- _Do this_:
Repeat each record exactly as written, and drop any images.
---- Items
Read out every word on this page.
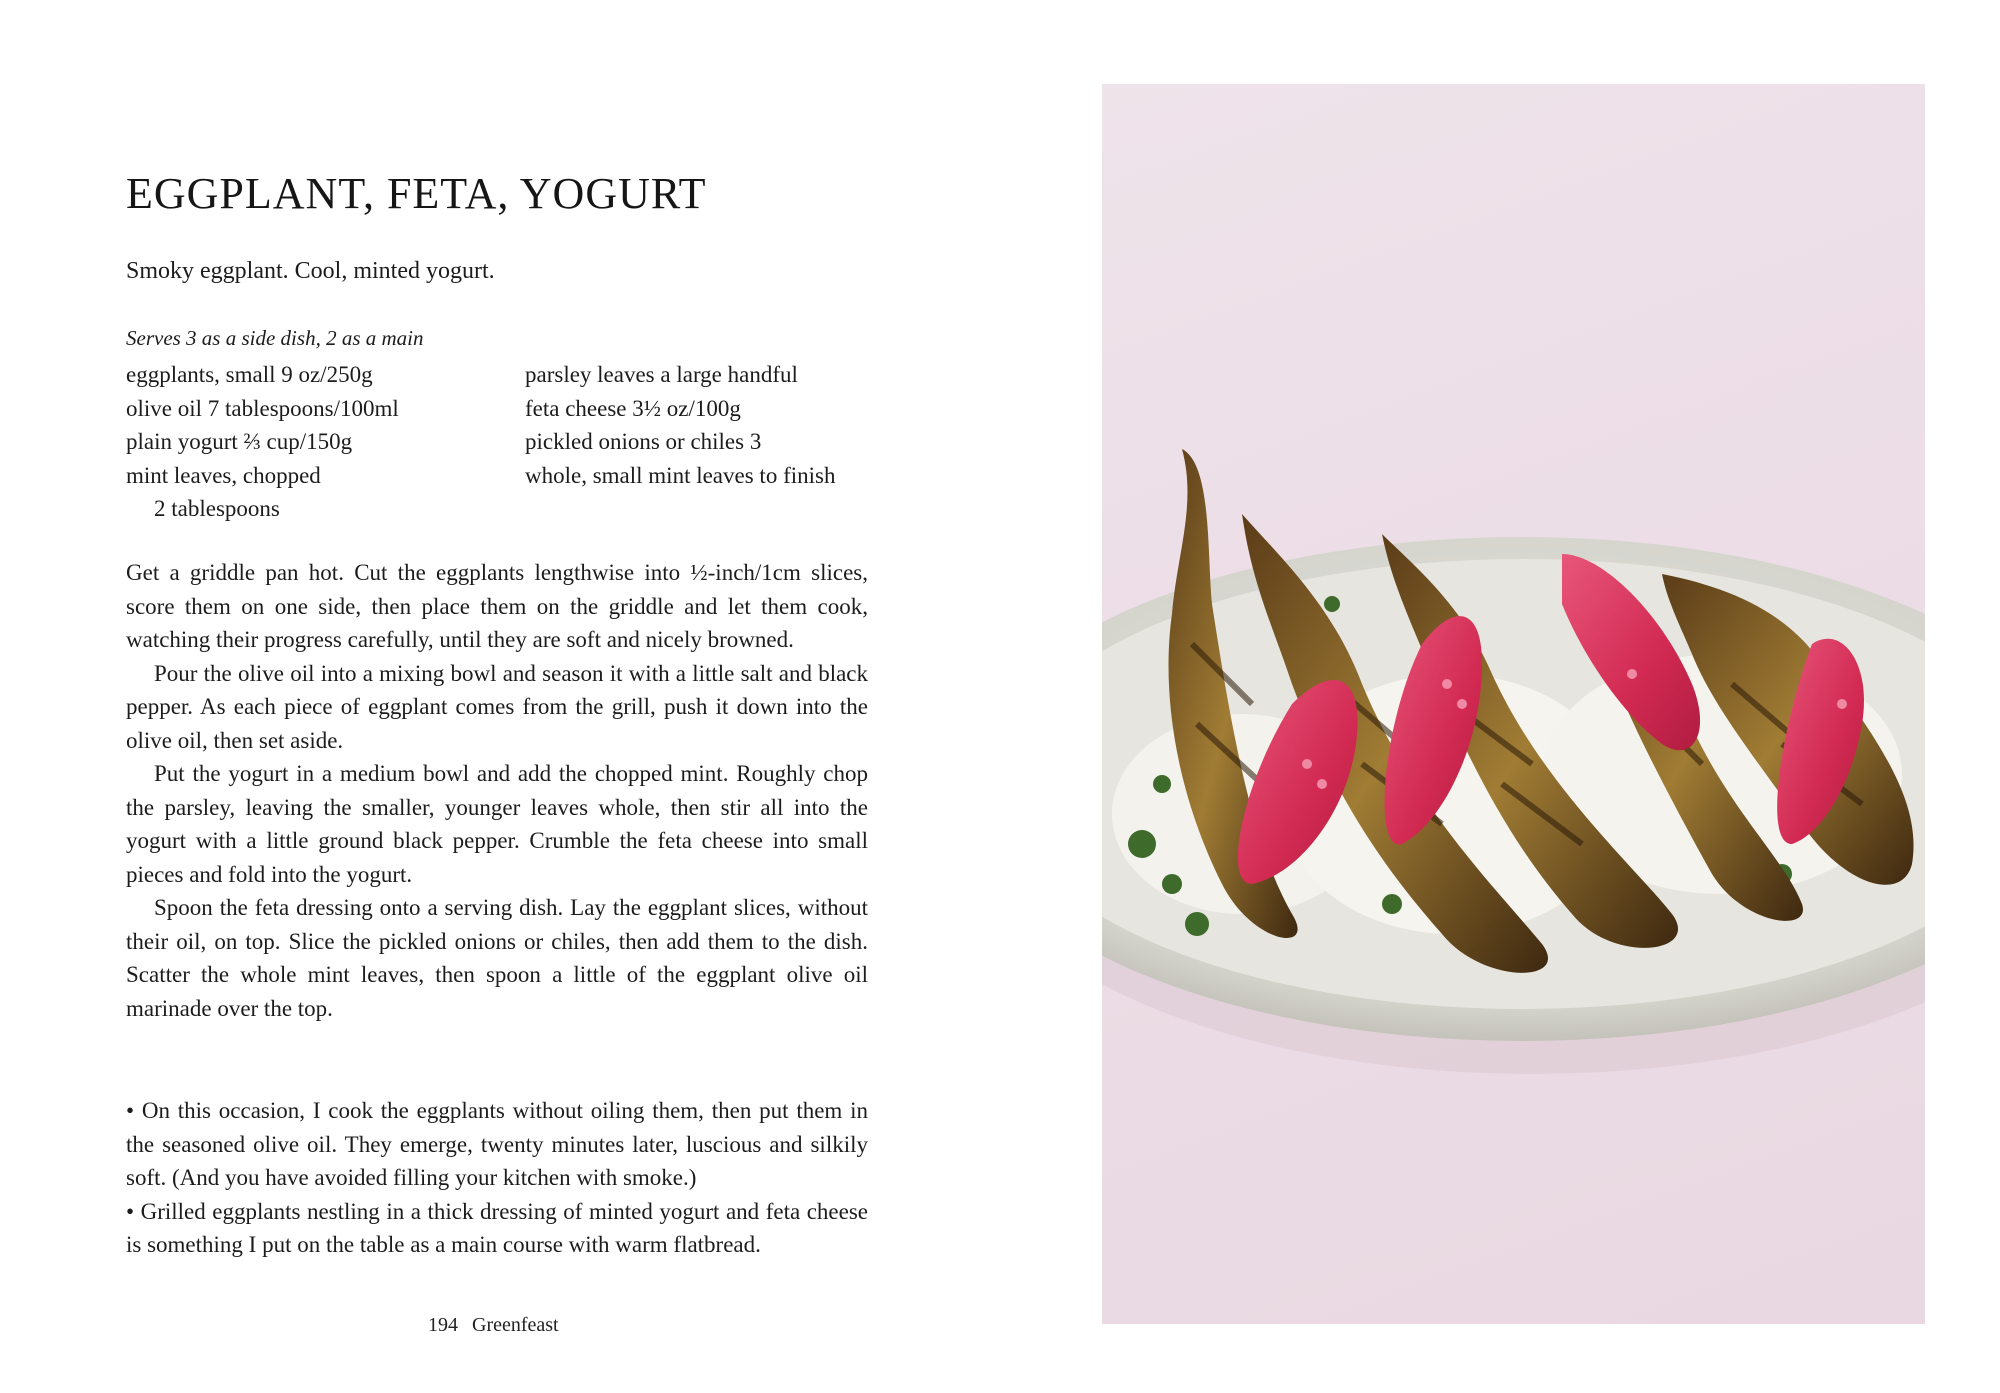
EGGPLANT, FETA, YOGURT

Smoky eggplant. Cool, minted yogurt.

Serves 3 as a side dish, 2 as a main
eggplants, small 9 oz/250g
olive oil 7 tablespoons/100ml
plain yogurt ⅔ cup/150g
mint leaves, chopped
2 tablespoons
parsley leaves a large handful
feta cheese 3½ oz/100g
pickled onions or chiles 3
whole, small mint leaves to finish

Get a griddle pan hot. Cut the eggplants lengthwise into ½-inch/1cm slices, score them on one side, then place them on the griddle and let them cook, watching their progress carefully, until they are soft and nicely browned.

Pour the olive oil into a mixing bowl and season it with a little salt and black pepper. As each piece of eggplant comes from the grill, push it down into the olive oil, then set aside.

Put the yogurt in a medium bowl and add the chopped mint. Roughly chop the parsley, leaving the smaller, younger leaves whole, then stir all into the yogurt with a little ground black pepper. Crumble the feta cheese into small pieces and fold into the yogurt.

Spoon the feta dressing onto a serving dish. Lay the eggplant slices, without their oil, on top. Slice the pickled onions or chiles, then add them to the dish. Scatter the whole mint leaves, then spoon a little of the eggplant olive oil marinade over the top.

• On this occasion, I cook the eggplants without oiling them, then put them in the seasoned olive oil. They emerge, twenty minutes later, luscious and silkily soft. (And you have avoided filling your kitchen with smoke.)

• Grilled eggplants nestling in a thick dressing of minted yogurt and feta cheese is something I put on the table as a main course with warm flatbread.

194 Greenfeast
--------
- _Result for this task_:
Read out every word on this page.
EGGPLANT, FETA, YOGURT

Smoky eggplant. Cool, minted yogurt.

Serves 3 as a side dish, 2 as a main
eggplants, small 9 oz/250g
olive oil 7 tablespoons/100ml
plain yogurt ⅔ cup/150g
mint leaves, chopped
2 tablespoons
parsley leaves a large handful
feta cheese 3½ oz/100g
pickled onions or chiles 3
whole, small mint leaves to finish

Get a griddle pan hot. Cut the eggplants lengthwise into ½-inch/1cm slices, score them on one side, then place them on the griddle and let them cook, watching their progress carefully, until they are soft and nicely browned.

Pour the olive oil into a mixing bowl and season it with a little salt and black pepper. As each piece of eggplant comes from the grill, push it down into the olive oil, then set aside.

Put the yogurt in a medium bowl and add the chopped mint. Roughly chop the parsley, leaving the smaller, younger leaves whole, then stir all into the yogurt with a little ground black pepper. Crumble the feta cheese into small pieces and fold into the yogurt.

Spoon the feta dressing onto a serving dish. Lay the eggplant slices, without their oil, on top. Slice the pickled onions or chiles, then add them to the dish. Scatter the whole mint leaves, then spoon a little of the eggplant olive oil marinade over the top.

• On this occasion, I cook the eggplants without oiling them, then put them in the seasoned olive oil. They emerge, twenty minutes later, luscious and silkily soft. (And you have avoided filling your kitchen with smoke.)

• Grilled eggplants nestling in a thick dressing of minted yogurt and feta cheese is something I put on the table as a main course with warm flatbread.

194 Greenfeast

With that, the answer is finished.